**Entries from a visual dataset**
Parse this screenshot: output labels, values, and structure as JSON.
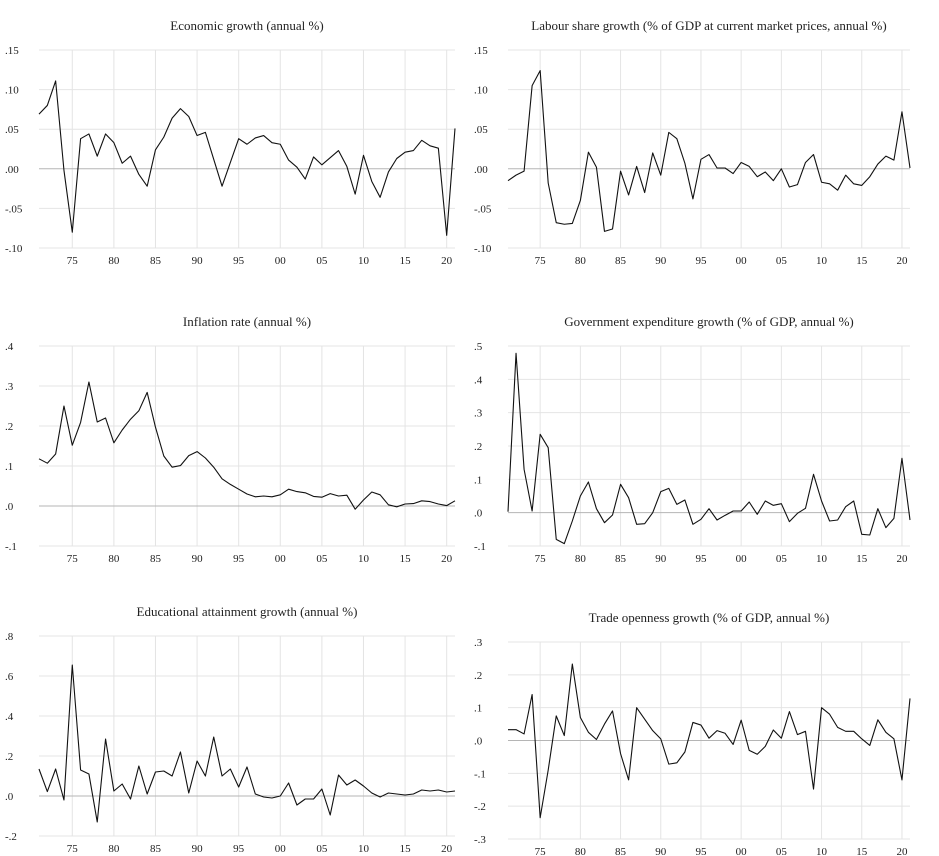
{
  "chart_data": [
    {
      "type": "line",
      "title": "Economic growth (annual %)",
      "x": [
        1971,
        1972,
        1973,
        1974,
        1975,
        1976,
        1977,
        1978,
        1979,
        1980,
        1981,
        1982,
        1983,
        1984,
        1985,
        1986,
        1987,
        1988,
        1989,
        1990,
        1991,
        1992,
        1993,
        1994,
        1995,
        1996,
        1997,
        1998,
        1999,
        2000,
        2001,
        2002,
        2003,
        2004,
        2005,
        2006,
        2007,
        2008,
        2009,
        2010,
        2011,
        2012,
        2013,
        2014,
        2015,
        2016,
        2017,
        2018,
        2019,
        2020,
        2021
      ],
      "values": [
        0.069,
        0.08,
        0.111,
        -0.002,
        -0.08,
        0.038,
        0.044,
        0.016,
        0.044,
        0.033,
        0.007,
        0.016,
        -0.007,
        -0.022,
        0.024,
        0.04,
        0.064,
        0.076,
        0.066,
        0.042,
        0.046,
        0.012,
        -0.022,
        0.008,
        0.038,
        0.031,
        0.039,
        0.042,
        0.033,
        0.031,
        0.011,
        0.002,
        -0.013,
        0.015,
        0.005,
        0.014,
        0.023,
        0.003,
        -0.032,
        0.017,
        -0.016,
        -0.036,
        -0.004,
        0.013,
        0.021,
        0.023,
        0.036,
        0.029,
        0.026,
        -0.084,
        0.051
      ],
      "ylim": [
        -0.1,
        0.15
      ],
      "yticks": [
        -0.1,
        -0.05,
        0.0,
        0.05,
        0.1,
        0.15
      ],
      "ytick_labels": [
        "-.10",
        "-.05",
        ".00",
        ".05",
        ".10",
        ".15"
      ],
      "xticks": [
        1975,
        1980,
        1985,
        1990,
        1995,
        2000,
        2005,
        2010,
        2015,
        2020
      ],
      "xtick_labels": [
        "75",
        "80",
        "85",
        "90",
        "95",
        "00",
        "05",
        "10",
        "15",
        "20"
      ],
      "xlim": [
        1971,
        2021
      ],
      "grid": true
    },
    {
      "type": "line",
      "title": "Labour share growth (% of GDP at current market prices, annual %)",
      "x": [
        1971,
        1972,
        1973,
        1974,
        1975,
        1976,
        1977,
        1978,
        1979,
        1980,
        1981,
        1982,
        1983,
        1984,
        1985,
        1986,
        1987,
        1988,
        1989,
        1990,
        1991,
        1992,
        1993,
        1994,
        1995,
        1996,
        1997,
        1998,
        1999,
        2000,
        2001,
        2002,
        2003,
        2004,
        2005,
        2006,
        2007,
        2008,
        2009,
        2010,
        2011,
        2012,
        2013,
        2014,
        2015,
        2016,
        2017,
        2018,
        2019,
        2020,
        2021
      ],
      "values": [
        -0.015,
        -0.008,
        -0.003,
        0.105,
        0.124,
        -0.018,
        -0.068,
        -0.07,
        -0.069,
        -0.04,
        0.021,
        0.002,
        -0.079,
        -0.076,
        -0.003,
        -0.033,
        0.003,
        -0.03,
        0.02,
        -0.008,
        0.046,
        0.038,
        0.007,
        -0.038,
        0.012,
        0.018,
        0.001,
        0.001,
        -0.006,
        0.008,
        0.003,
        -0.01,
        -0.004,
        -0.015,
        0.0,
        -0.023,
        -0.02,
        0.008,
        0.018,
        -0.017,
        -0.019,
        -0.027,
        -0.008,
        -0.019,
        -0.021,
        -0.01,
        0.006,
        0.016,
        0.011,
        0.072,
        0.001
      ],
      "ylim": [
        -0.1,
        0.15
      ],
      "yticks": [
        -0.1,
        -0.05,
        0.0,
        0.05,
        0.1,
        0.15
      ],
      "ytick_labels": [
        "-.10",
        "-.05",
        ".00",
        ".05",
        ".10",
        ".15"
      ],
      "xticks": [
        1975,
        1980,
        1985,
        1990,
        1995,
        2000,
        2005,
        2010,
        2015,
        2020
      ],
      "xtick_labels": [
        "75",
        "80",
        "85",
        "90",
        "95",
        "00",
        "05",
        "10",
        "15",
        "20"
      ],
      "xlim": [
        1971,
        2021
      ],
      "grid": true
    },
    {
      "type": "line",
      "title": "Inflation rate (annual %)",
      "x": [
        1971,
        1972,
        1973,
        1974,
        1975,
        1976,
        1977,
        1978,
        1979,
        1980,
        1981,
        1982,
        1983,
        1984,
        1985,
        1986,
        1987,
        1988,
        1989,
        1990,
        1991,
        1992,
        1993,
        1994,
        1995,
        1996,
        1997,
        1998,
        1999,
        2000,
        2001,
        2002,
        2003,
        2004,
        2005,
        2006,
        2007,
        2008,
        2009,
        2010,
        2011,
        2012,
        2013,
        2014,
        2015,
        2016,
        2017,
        2018,
        2019,
        2020,
        2021
      ],
      "values": [
        0.118,
        0.107,
        0.13,
        0.25,
        0.152,
        0.209,
        0.31,
        0.21,
        0.22,
        0.158,
        0.19,
        0.217,
        0.238,
        0.284,
        0.197,
        0.125,
        0.097,
        0.101,
        0.126,
        0.136,
        0.12,
        0.097,
        0.068,
        0.054,
        0.042,
        0.03,
        0.023,
        0.025,
        0.023,
        0.028,
        0.042,
        0.036,
        0.033,
        0.024,
        0.022,
        0.031,
        0.025,
        0.027,
        -0.008,
        0.015,
        0.035,
        0.028,
        0.003,
        -0.002,
        0.005,
        0.006,
        0.013,
        0.011,
        0.005,
        0.001,
        0.013
      ],
      "ylim": [
        -0.1,
        0.4
      ],
      "yticks": [
        -0.1,
        0.0,
        0.1,
        0.2,
        0.3,
        0.4
      ],
      "ytick_labels": [
        "-.1",
        ".0",
        ".1",
        ".2",
        ".3",
        ".4"
      ],
      "xticks": [
        1975,
        1980,
        1985,
        1990,
        1995,
        2000,
        2005,
        2010,
        2015,
        2020
      ],
      "xtick_labels": [
        "75",
        "80",
        "85",
        "90",
        "95",
        "00",
        "05",
        "10",
        "15",
        "20"
      ],
      "xlim": [
        1971,
        2021
      ],
      "grid": true
    },
    {
      "type": "line",
      "title": "Government expenditure growth (% of GDP, annual %)",
      "x": [
        1971,
        1972,
        1973,
        1974,
        1975,
        1976,
        1977,
        1978,
        1979,
        1980,
        1981,
        1982,
        1983,
        1984,
        1985,
        1986,
        1987,
        1988,
        1989,
        1990,
        1991,
        1992,
        1993,
        1994,
        1995,
        1996,
        1997,
        1998,
        1999,
        2000,
        2001,
        2002,
        2003,
        2004,
        2005,
        2006,
        2007,
        2008,
        2009,
        2010,
        2011,
        2012,
        2013,
        2014,
        2015,
        2016,
        2017,
        2018,
        2019,
        2020,
        2021
      ],
      "values": [
        0.003,
        0.478,
        0.13,
        0.005,
        0.235,
        0.195,
        -0.08,
        -0.093,
        -0.025,
        0.05,
        0.092,
        0.012,
        -0.03,
        -0.007,
        0.085,
        0.045,
        -0.035,
        -0.033,
        0.0,
        0.063,
        0.073,
        0.025,
        0.038,
        -0.035,
        -0.02,
        0.012,
        -0.022,
        -0.008,
        0.005,
        0.005,
        0.032,
        -0.005,
        0.035,
        0.022,
        0.027,
        -0.027,
        -0.002,
        0.013,
        0.115,
        0.035,
        -0.025,
        -0.022,
        0.018,
        0.035,
        -0.065,
        -0.067,
        0.012,
        -0.045,
        -0.017,
        0.163,
        -0.022
      ],
      "ylim": [
        -0.1,
        0.5
      ],
      "yticks": [
        -0.1,
        0.0,
        0.1,
        0.2,
        0.3,
        0.4,
        0.5
      ],
      "ytick_labels": [
        "-.1",
        ".0",
        ".1",
        ".2",
        ".3",
        ".4",
        ".5"
      ],
      "xticks": [
        1975,
        1980,
        1985,
        1990,
        1995,
        2000,
        2005,
        2010,
        2015,
        2020
      ],
      "xtick_labels": [
        "75",
        "80",
        "85",
        "90",
        "95",
        "00",
        "05",
        "10",
        "15",
        "20"
      ],
      "xlim": [
        1971,
        2021
      ],
      "grid": true
    },
    {
      "type": "line",
      "title": "Educational attainment growth (annual %)",
      "x": [
        1971,
        1972,
        1973,
        1974,
        1975,
        1976,
        1977,
        1978,
        1979,
        1980,
        1981,
        1982,
        1983,
        1984,
        1985,
        1986,
        1987,
        1988,
        1989,
        1990,
        1991,
        1992,
        1993,
        1994,
        1995,
        1996,
        1997,
        1998,
        1999,
        2000,
        2001,
        2002,
        2003,
        2004,
        2005,
        2006,
        2007,
        2008,
        2009,
        2010,
        2011,
        2012,
        2013,
        2014,
        2015,
        2016,
        2017,
        2018,
        2019,
        2020,
        2021
      ],
      "values": [
        0.135,
        0.022,
        0.135,
        -0.02,
        0.655,
        0.13,
        0.11,
        -0.13,
        0.285,
        0.025,
        0.06,
        -0.015,
        0.15,
        0.01,
        0.12,
        0.125,
        0.1,
        0.22,
        0.015,
        0.175,
        0.1,
        0.295,
        0.1,
        0.135,
        0.045,
        0.145,
        0.01,
        -0.005,
        -0.01,
        0.0,
        0.065,
        -0.045,
        -0.015,
        -0.015,
        0.035,
        -0.095,
        0.105,
        0.055,
        0.08,
        0.05,
        0.015,
        -0.005,
        0.015,
        0.01,
        0.005,
        0.01,
        0.03,
        0.025,
        0.03,
        0.02,
        0.025
      ],
      "ylim": [
        -0.2,
        0.8
      ],
      "yticks": [
        -0.2,
        0.0,
        0.2,
        0.4,
        0.6,
        0.8
      ],
      "ytick_labels": [
        "-.2",
        ".0",
        ".2",
        ".4",
        ".6",
        ".8"
      ],
      "xticks": [
        1975,
        1980,
        1985,
        1990,
        1995,
        2000,
        2005,
        2010,
        2015,
        2020
      ],
      "xtick_labels": [
        "75",
        "80",
        "85",
        "90",
        "95",
        "00",
        "05",
        "10",
        "15",
        "20"
      ],
      "xlim": [
        1971,
        2021
      ],
      "grid": true
    },
    {
      "type": "line",
      "title": "Trade openness growth (% of GDP, annual %)",
      "x": [
        1971,
        1972,
        1973,
        1974,
        1975,
        1976,
        1977,
        1978,
        1979,
        1980,
        1981,
        1982,
        1983,
        1984,
        1985,
        1986,
        1987,
        1988,
        1989,
        1990,
        1991,
        1992,
        1993,
        1994,
        1995,
        1996,
        1997,
        1998,
        1999,
        2000,
        2001,
        2002,
        2003,
        2004,
        2005,
        2006,
        2007,
        2008,
        2009,
        2010,
        2011,
        2012,
        2013,
        2014,
        2015,
        2016,
        2017,
        2018,
        2019,
        2020,
        2021
      ],
      "values": [
        0.033,
        0.033,
        0.02,
        0.14,
        -0.235,
        -0.09,
        0.075,
        0.015,
        0.233,
        0.07,
        0.025,
        0.003,
        0.05,
        0.09,
        -0.04,
        -0.12,
        0.1,
        0.065,
        0.03,
        0.005,
        -0.072,
        -0.068,
        -0.035,
        0.055,
        0.047,
        0.007,
        0.03,
        0.022,
        -0.012,
        0.062,
        -0.03,
        -0.042,
        -0.018,
        0.032,
        0.007,
        0.088,
        0.018,
        0.028,
        -0.148,
        0.1,
        0.08,
        0.04,
        0.028,
        0.028,
        0.005,
        -0.015,
        0.063,
        0.025,
        0.005,
        -0.12,
        0.128
      ],
      "ylim": [
        -0.3,
        0.3
      ],
      "yticks": [
        -0.3,
        -0.2,
        -0.1,
        0.0,
        0.1,
        0.2,
        0.3
      ],
      "ytick_labels": [
        "-.3",
        "-.2",
        "-.1",
        ".0",
        ".1",
        ".2",
        ".3"
      ],
      "xticks": [
        1975,
        1980,
        1985,
        1990,
        1995,
        2000,
        2005,
        2010,
        2015,
        2020
      ],
      "xtick_labels": [
        "75",
        "80",
        "85",
        "90",
        "95",
        "00",
        "05",
        "10",
        "15",
        "20"
      ],
      "xlim": [
        1971,
        2021
      ],
      "grid": true
    }
  ]
}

**Required task**
Pull out every line containing "title".

**Reply to the exercise**
      "title": "Economic growth (annual %)",
      "title": "Labour share growth (% of GDP at current market prices, annual %)",
      "title": "Inflation rate (annual %)",
      "title": "Government expenditure growth (% of GDP, annual %)",
      "title": "Educational attainment growth (annual %)",
      "title": "Trade openness growth (% of GDP, annual %)",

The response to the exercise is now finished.